Reproduce the entries exactly.

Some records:
↓↓↓

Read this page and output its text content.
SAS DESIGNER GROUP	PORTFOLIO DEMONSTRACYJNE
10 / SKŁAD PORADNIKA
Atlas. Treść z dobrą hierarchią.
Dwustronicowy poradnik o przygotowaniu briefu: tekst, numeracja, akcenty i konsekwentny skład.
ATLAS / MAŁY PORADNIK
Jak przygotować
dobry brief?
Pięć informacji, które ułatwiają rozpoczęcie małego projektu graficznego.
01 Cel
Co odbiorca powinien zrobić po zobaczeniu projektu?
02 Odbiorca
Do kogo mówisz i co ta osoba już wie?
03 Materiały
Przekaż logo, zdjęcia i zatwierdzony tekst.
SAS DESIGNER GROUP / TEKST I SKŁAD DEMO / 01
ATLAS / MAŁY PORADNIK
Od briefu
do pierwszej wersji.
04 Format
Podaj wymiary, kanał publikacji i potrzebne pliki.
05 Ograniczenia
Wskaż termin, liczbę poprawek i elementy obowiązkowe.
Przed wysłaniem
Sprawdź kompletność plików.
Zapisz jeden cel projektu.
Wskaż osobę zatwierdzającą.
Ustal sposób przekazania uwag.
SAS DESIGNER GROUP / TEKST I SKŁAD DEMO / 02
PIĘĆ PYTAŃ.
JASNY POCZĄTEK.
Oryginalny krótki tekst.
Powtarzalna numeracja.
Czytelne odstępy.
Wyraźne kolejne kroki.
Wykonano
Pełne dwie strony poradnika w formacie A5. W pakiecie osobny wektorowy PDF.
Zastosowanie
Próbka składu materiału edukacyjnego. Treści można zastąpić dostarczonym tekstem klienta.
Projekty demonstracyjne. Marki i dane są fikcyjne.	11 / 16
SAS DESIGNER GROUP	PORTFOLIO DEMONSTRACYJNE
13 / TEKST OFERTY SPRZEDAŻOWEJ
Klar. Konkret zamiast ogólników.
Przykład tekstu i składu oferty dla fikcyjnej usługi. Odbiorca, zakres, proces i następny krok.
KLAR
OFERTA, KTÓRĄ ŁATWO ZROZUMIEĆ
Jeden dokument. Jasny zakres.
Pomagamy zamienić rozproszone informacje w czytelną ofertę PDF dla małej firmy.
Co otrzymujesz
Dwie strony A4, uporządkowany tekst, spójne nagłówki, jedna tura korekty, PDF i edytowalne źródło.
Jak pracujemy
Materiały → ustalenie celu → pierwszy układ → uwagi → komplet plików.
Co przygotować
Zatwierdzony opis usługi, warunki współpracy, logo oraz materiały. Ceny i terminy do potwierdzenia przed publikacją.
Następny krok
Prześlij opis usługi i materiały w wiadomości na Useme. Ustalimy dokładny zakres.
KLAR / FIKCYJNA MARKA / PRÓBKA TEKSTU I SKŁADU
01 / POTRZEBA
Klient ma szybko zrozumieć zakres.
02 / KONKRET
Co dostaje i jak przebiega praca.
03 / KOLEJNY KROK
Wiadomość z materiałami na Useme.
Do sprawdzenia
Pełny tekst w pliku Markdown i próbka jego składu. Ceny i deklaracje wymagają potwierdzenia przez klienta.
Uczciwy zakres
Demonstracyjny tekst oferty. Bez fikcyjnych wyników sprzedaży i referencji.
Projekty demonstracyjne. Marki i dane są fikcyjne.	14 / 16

↑↑↑

• RESULT OF THE TASK
Read this page and output its text content.
SAS DESIGNER GROUP	PORTFOLIO DEMONSTRACYJNE
10 / SKŁAD PORADNIKA
Atlas. Treść z dobrą hierarchią.
Dwustronicowy poradnik o przygotowaniu briefu: tekst, numeracja, akcenty i konsekwentny skład.
ATLAS / MAŁY PORADNIK
Jak przygotować
dobry brief?
Pięć informacji, które ułatwiają rozpoczęcie małego projektu graficznego.
01 Cel
Co odbiorca powinien zrobić po zobaczeniu projektu?
02 Odbiorca
Do kogo mówisz i co ta osoba już wie?
03 Materiały
Przekaż logo, zdjęcia i zatwierdzony tekst.
SAS DESIGNER GROUP / TEKST I SKŁAD DEMO / 01
ATLAS / MAŁY PORADNIK
Od briefu
do pierwszej wersji.
04 Format
Podaj wymiary, kanał publikacji i potrzebne pliki.
05 Ograniczenia
Wskaż termin, liczbę poprawek i elementy obowiązkowe.
Przed wysłaniem
Sprawdź kompletność plików.
Zapisz jeden cel projektu.
Wskaż osobę zatwierdzającą.
Ustal sposób przekazania uwag.
SAS DESIGNER GROUP / TEKST I SKŁAD DEMO / 02
PIĘĆ PYTAŃ.
JASNY POCZĄTEK.
Oryginalny krótki tekst.
Powtarzalna numeracja.
Czytelne odstępy.
Wyraźne kolejne kroki.
Wykonano
Pełne dwie strony poradnika w formacie A5. W pakiecie osobny wektorowy PDF.
Zastosowanie
Próbka składu materiału edukacyjnego. Treści można zastąpić dostarczonym tekstem klienta.
Projekty demonstracyjne. Marki i dane są fikcyjne.	11 / 16
SAS DESIGNER GROUP	PORTFOLIO DEMONSTRACYJNE
13 / TEKST OFERTY SPRZEDAŻOWEJ
Klar. Konkret zamiast ogólników.
Przykład tekstu i składu oferty dla fikcyjnej usługi. Odbiorca, zakres, proces i następny krok.
KLAR
OFERTA, KTÓRĄ ŁATWO ZROZUMIEĆ
Jeden dokument. Jasny zakres.
Pomagamy zamienić rozproszone informacje w czytelną ofertę PDF dla małej firmy.
Co otrzymujesz
Dwie strony A4, uporządkowany tekst, spójne nagłówki, jedna tura korekty, PDF i edytowalne źródło.
Jak pracujemy
Materiały → ustalenie celu → pierwszy układ → uwagi → komplet plików.
Co przygotować
Zatwierdzony opis usługi, warunki współpracy, logo oraz materiały. Ceny i terminy do potwierdzenia przed publikacją.
Następny krok
Prześlij opis usługi i materiały w wiadomości na Useme. Ustalimy dokładny zakres.
KLAR / FIKCYJNA MARKA / PRÓBKA TEKSTU I SKŁADU
01 / POTRZEBA
Klient ma szybko zrozumieć zakres.
02 / KONKRET
Co dostaje i jak przebiega praca.
03 / KOLEJNY KROK
Wiadomość z materiałami na Useme.
Do sprawdzenia
Pełny tekst w pliku Markdown i próbka jego składu. Ceny i deklaracje wymagają potwierdzenia przez klienta.
Uczciwy zakres
Demonstracyjny tekst oferty. Bez fikcyjnych wyników sprzedaży i referencji.
Projekty demonstracyjne. Marki i dane są fikcyjne.	14 / 16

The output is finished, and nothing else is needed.